##### EXERCISE INPUTS #####
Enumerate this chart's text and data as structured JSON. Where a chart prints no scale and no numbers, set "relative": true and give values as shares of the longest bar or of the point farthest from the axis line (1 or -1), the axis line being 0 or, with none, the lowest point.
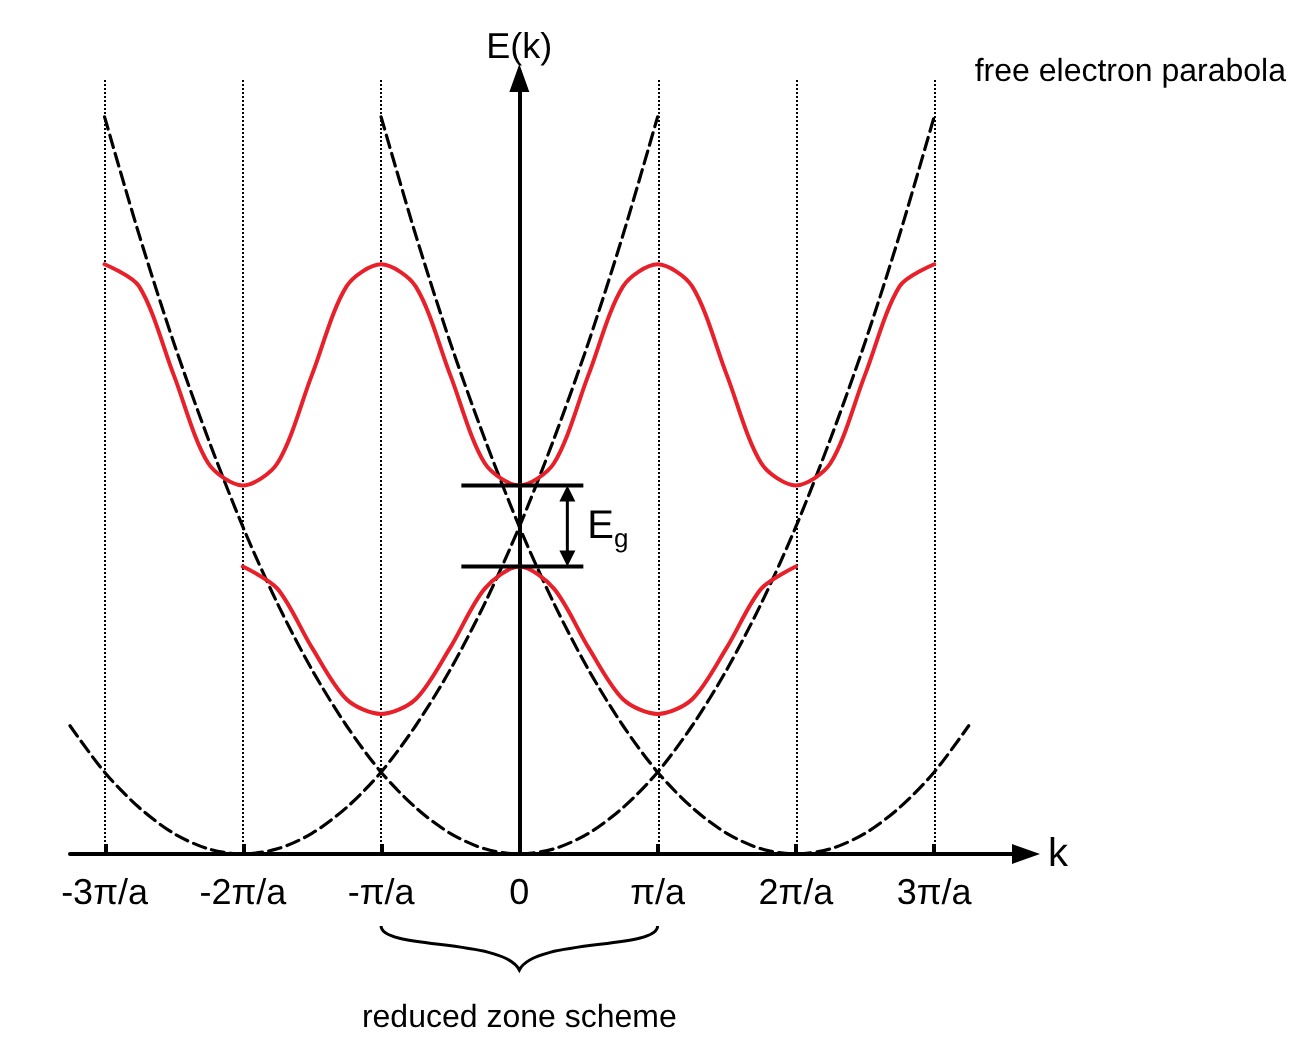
{
  "chart_data": {
    "type": "line",
    "relative": true,
    "xlabel": "k",
    "ylabel": "E(k)",
    "xlim": [
      -3.25,
      3.65
    ],
    "xticks": [
      {
        "value": -3,
        "label": "-3π/a"
      },
      {
        "value": -2,
        "label": "-2π/a"
      },
      {
        "value": -1,
        "label": "-π/a"
      },
      0,
      {
        "value": 1,
        "label": "π/a"
      },
      {
        "value": 2,
        "label": "2π/a"
      },
      {
        "value": 3,
        "label": "3π/a"
      }
    ],
    "grid": "x",
    "marker": "none",
    "series": [
      {
        "color": "#e8202a",
        "x": [
          -3,
          -2.75,
          -2.5,
          -2.25,
          -2,
          -1.75,
          -1.5,
          -1.25,
          -1,
          -0.75,
          -0.5,
          -0.25,
          0,
          0.25,
          0.5,
          0.75,
          1,
          1.25,
          1.5,
          1.75,
          2,
          2.25,
          2.5,
          2.75,
          3
        ],
        "values": [
          0.8,
          0.77,
          0.65,
          0.53,
          0.5,
          0.53,
          0.65,
          0.77,
          0.8,
          0.77,
          0.65,
          0.53,
          0.5,
          0.53,
          0.65,
          0.77,
          0.8,
          0.77,
          0.65,
          0.53,
          0.5,
          0.53,
          0.65,
          0.77,
          0.8
        ]
      },
      {
        "color": "#e8202a",
        "x": [
          -2,
          -1.75,
          -1.5,
          -1.25,
          -1,
          -0.75,
          -0.5,
          -0.25,
          0,
          0.25,
          0.5,
          0.75,
          1,
          1.25,
          1.5,
          1.75,
          2
        ],
        "values": [
          0.39,
          0.36,
          0.28,
          0.21,
          0.19,
          0.21,
          0.28,
          0.36,
          0.39,
          0.36,
          0.28,
          0.21,
          0.19,
          0.21,
          0.28,
          0.36,
          0.39
        ]
      },
      {
        "color": "#000000",
        "line_style": "dashed",
        "x": [
          -3,
          -2.75,
          -2.5,
          -2.25,
          -2,
          -1.75,
          -1.5,
          -1.25,
          -1,
          -0.75,
          -0.5,
          -0.25,
          0,
          0.25,
          0.5,
          0.75,
          1,
          1.25,
          1.5,
          1.75,
          2,
          2.25,
          2.5,
          2.75,
          3
        ],
        "values": [
          1,
          0.84,
          0.694,
          0.563,
          0.444,
          0.34,
          0.25,
          0.174,
          0.111,
          0.063,
          0.028,
          0.007,
          0,
          0.007,
          0.028,
          0.063,
          0.111,
          0.174,
          0.25,
          0.34,
          0.444,
          0.563,
          0.694,
          0.84,
          1
        ]
      },
      {
        "color": "#000000",
        "line_style": "dashed",
        "x": [
          -3.25,
          -3,
          -2.75,
          -2.5,
          -2.25,
          -2,
          -1.75,
          -1.5,
          -1.25,
          -1,
          -0.75,
          -0.5,
          -0.25,
          0,
          0.25,
          0.5,
          0.75,
          1
        ],
        "values": [
          0.174,
          0.111,
          0.063,
          0.028,
          0.007,
          0,
          0.007,
          0.028,
          0.063,
          0.111,
          0.174,
          0.25,
          0.34,
          0.444,
          0.563,
          0.694,
          0.84,
          1
        ]
      },
      {
        "color": "#000000",
        "line_style": "dashed",
        "x": [
          -1,
          -0.75,
          -0.5,
          -0.25,
          0,
          0.25,
          0.5,
          0.75,
          1,
          1.25,
          1.5,
          1.75,
          2,
          2.25,
          2.5,
          2.75,
          3,
          3.25
        ],
        "values": [
          1,
          0.84,
          0.694,
          0.563,
          0.444,
          0.34,
          0.25,
          0.174,
          0.111,
          0.063,
          0.028,
          0.007,
          0,
          0.007,
          0.028,
          0.063,
          0.111,
          0.174
        ]
      }
    ],
    "annotations": [
      "free electron parabola",
      "reduced zone scheme",
      "E$_{g}$"
    ]
  }
}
#####
Leave the pictures out and copy the rest of the data exactly.

Enumerate this chart's text and data as structured JSON. Where a chart prints no scale and no numbers, set "relative": true and give values as shares of the longest bar or of the point farthest from the axis line (1 or -1), the axis line being 0 or, with none, the lowest point.
{
  "chart_data": {
    "type": "line",
    "relative": true,
    "xlabel": "k",
    "ylabel": "E(k)",
    "xlim": [
      -3.25,
      3.65
    ],
    "xticks": [
      {
        "value": -3,
        "label": "-3π/a"
      },
      {
        "value": -2,
        "label": "-2π/a"
      },
      {
        "value": -1,
        "label": "-π/a"
      },
      0,
      {
        "value": 1,
        "label": "π/a"
      },
      {
        "value": 2,
        "label": "2π/a"
      },
      {
        "value": 3,
        "label": "3π/a"
      }
    ],
    "grid": "x",
    "marker": "none",
    "series": [
      {
        "color": "#e8202a",
        "x": [
          -3,
          -2.75,
          -2.5,
          -2.25,
          -2,
          -1.75,
          -1.5,
          -1.25,
          -1,
          -0.75,
          -0.5,
          -0.25,
          0,
          0.25,
          0.5,
          0.75,
          1,
          1.25,
          1.5,
          1.75,
          2,
          2.25,
          2.5,
          2.75,
          3
        ],
        "values": [
          0.8,
          0.77,
          0.65,
          0.53,
          0.5,
          0.53,
          0.65,
          0.77,
          0.8,
          0.77,
          0.65,
          0.53,
          0.5,
          0.53,
          0.65,
          0.77,
          0.8,
          0.77,
          0.65,
          0.53,
          0.5,
          0.53,
          0.65,
          0.77,
          0.8
        ]
      },
      {
        "color": "#e8202a",
        "x": [
          -2,
          -1.75,
          -1.5,
          -1.25,
          -1,
          -0.75,
          -0.5,
          -0.25,
          0,
          0.25,
          0.5,
          0.75,
          1,
          1.25,
          1.5,
          1.75,
          2
        ],
        "values": [
          0.39,
          0.36,
          0.28,
          0.21,
          0.19,
          0.21,
          0.28,
          0.36,
          0.39,
          0.36,
          0.28,
          0.21,
          0.19,
          0.21,
          0.28,
          0.36,
          0.39
        ]
      },
      {
        "color": "#000000",
        "line_style": "dashed",
        "x": [
          -3,
          -2.75,
          -2.5,
          -2.25,
          -2,
          -1.75,
          -1.5,
          -1.25,
          -1,
          -0.75,
          -0.5,
          -0.25,
          0,
          0.25,
          0.5,
          0.75,
          1,
          1.25,
          1.5,
          1.75,
          2,
          2.25,
          2.5,
          2.75,
          3
        ],
        "values": [
          1,
          0.84,
          0.694,
          0.563,
          0.444,
          0.34,
          0.25,
          0.174,
          0.111,
          0.063,
          0.028,
          0.007,
          0,
          0.007,
          0.028,
          0.063,
          0.111,
          0.174,
          0.25,
          0.34,
          0.444,
          0.563,
          0.694,
          0.84,
          1
        ]
      },
      {
        "color": "#000000",
        "line_style": "dashed",
        "x": [
          -3.25,
          -3,
          -2.75,
          -2.5,
          -2.25,
          -2,
          -1.75,
          -1.5,
          -1.25,
          -1,
          -0.75,
          -0.5,
          -0.25,
          0,
          0.25,
          0.5,
          0.75,
          1
        ],
        "values": [
          0.174,
          0.111,
          0.063,
          0.028,
          0.007,
          0,
          0.007,
          0.028,
          0.063,
          0.111,
          0.174,
          0.25,
          0.34,
          0.444,
          0.563,
          0.694,
          0.84,
          1
        ]
      },
      {
        "color": "#000000",
        "line_style": "dashed",
        "x": [
          -1,
          -0.75,
          -0.5,
          -0.25,
          0,
          0.25,
          0.5,
          0.75,
          1,
          1.25,
          1.5,
          1.75,
          2,
          2.25,
          2.5,
          2.75,
          3,
          3.25
        ],
        "values": [
          1,
          0.84,
          0.694,
          0.563,
          0.444,
          0.34,
          0.25,
          0.174,
          0.111,
          0.063,
          0.028,
          0.007,
          0,
          0.007,
          0.028,
          0.063,
          0.111,
          0.174
        ]
      }
    ],
    "annotations": [
      "free electron parabola",
      "reduced zone scheme",
      "E$_{g}$"
    ]
  }
}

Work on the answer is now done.